* _Data provided_

============================================================

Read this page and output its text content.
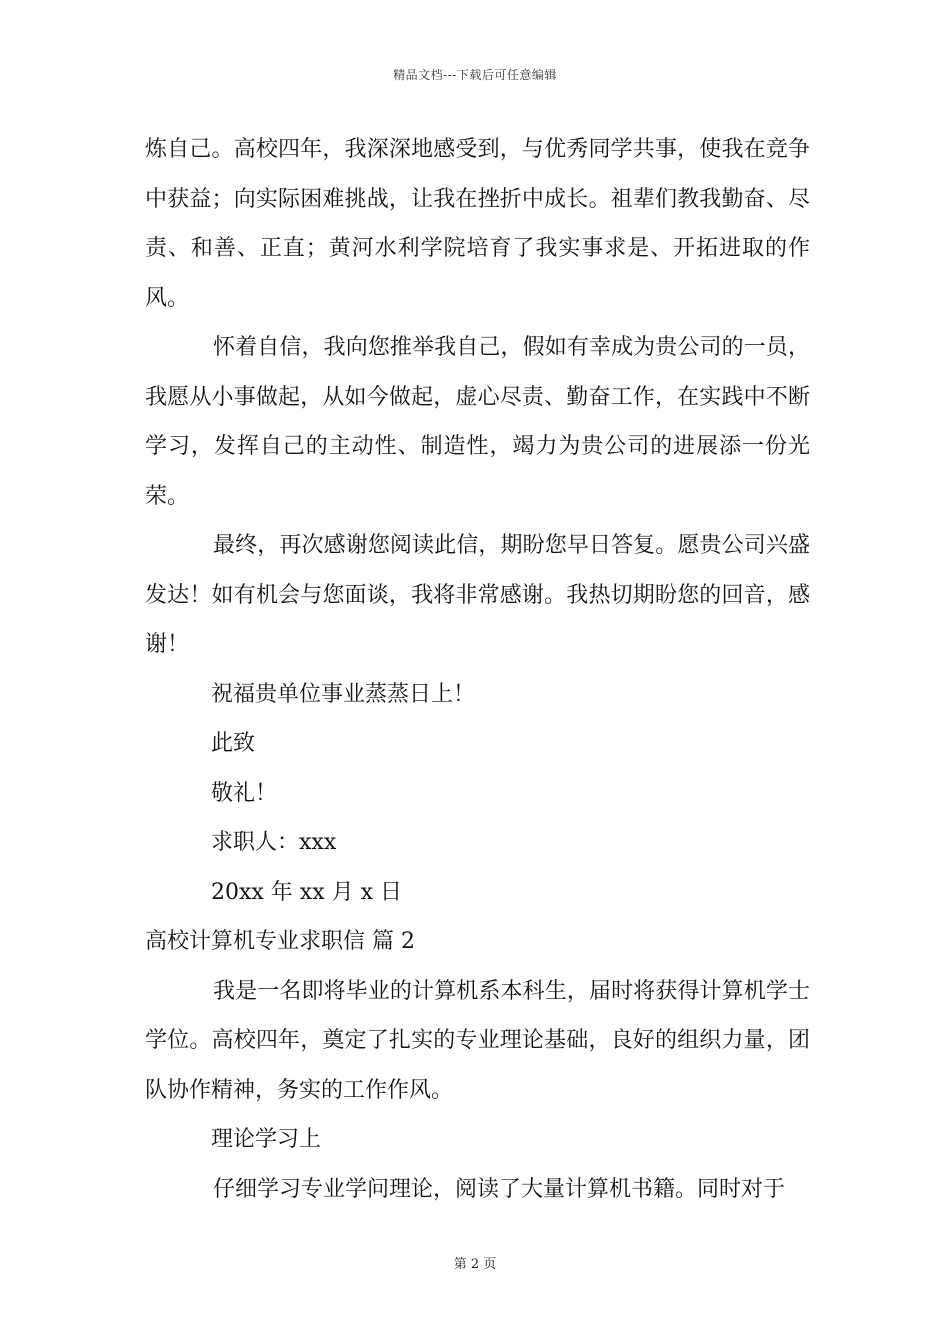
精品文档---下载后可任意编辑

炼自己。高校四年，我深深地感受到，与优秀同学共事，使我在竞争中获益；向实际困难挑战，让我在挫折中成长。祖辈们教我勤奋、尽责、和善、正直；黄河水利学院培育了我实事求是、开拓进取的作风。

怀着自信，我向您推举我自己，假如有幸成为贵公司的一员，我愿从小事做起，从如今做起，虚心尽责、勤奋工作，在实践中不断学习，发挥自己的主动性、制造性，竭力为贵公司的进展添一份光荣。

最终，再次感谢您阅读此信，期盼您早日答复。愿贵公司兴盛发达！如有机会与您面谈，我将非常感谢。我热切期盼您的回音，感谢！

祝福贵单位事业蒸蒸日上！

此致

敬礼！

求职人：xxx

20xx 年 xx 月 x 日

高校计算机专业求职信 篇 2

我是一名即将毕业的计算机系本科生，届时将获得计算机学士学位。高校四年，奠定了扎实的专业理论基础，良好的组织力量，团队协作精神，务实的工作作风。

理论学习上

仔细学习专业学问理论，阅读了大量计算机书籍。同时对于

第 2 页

============================================================

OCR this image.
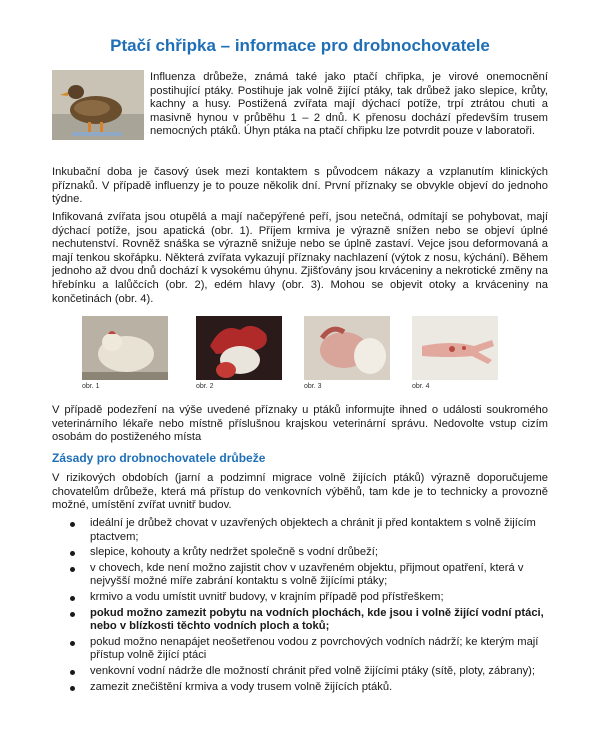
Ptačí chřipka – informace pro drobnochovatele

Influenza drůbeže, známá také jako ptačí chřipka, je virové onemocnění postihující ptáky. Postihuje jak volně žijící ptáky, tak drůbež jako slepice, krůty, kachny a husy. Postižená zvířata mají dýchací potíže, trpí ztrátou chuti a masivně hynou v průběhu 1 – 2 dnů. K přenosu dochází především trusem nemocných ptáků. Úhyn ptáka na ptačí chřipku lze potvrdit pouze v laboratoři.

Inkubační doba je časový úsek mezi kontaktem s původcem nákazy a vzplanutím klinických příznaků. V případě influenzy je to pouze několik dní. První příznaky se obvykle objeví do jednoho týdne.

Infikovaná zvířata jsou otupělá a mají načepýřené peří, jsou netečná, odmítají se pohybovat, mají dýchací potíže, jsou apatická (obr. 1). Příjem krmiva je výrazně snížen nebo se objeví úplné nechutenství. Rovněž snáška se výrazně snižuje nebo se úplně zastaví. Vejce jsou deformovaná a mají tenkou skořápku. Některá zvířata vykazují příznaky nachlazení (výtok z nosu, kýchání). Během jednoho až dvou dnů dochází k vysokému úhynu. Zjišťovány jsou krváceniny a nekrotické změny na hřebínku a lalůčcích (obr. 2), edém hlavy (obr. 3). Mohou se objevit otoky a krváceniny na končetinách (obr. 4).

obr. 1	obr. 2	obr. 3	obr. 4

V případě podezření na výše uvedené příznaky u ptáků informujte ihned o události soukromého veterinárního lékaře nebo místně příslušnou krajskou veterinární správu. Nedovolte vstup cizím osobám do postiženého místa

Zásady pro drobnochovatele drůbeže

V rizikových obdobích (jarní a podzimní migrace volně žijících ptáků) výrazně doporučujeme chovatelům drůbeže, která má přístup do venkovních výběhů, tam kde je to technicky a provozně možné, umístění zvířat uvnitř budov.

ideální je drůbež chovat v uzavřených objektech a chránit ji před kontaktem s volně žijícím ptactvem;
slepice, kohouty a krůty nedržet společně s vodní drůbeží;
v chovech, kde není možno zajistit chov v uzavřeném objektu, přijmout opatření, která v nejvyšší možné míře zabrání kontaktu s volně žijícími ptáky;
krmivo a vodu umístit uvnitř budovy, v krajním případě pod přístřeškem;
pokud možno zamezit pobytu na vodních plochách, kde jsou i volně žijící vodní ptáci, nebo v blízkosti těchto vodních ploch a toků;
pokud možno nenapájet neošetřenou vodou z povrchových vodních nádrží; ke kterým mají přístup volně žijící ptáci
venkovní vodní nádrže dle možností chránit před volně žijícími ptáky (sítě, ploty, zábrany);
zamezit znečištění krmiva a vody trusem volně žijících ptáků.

============================================================

* _Task details_
Filter the data for the string "this" and copy every line that has it.

* _The solution_
Read this page and output its text content.
OCR this image.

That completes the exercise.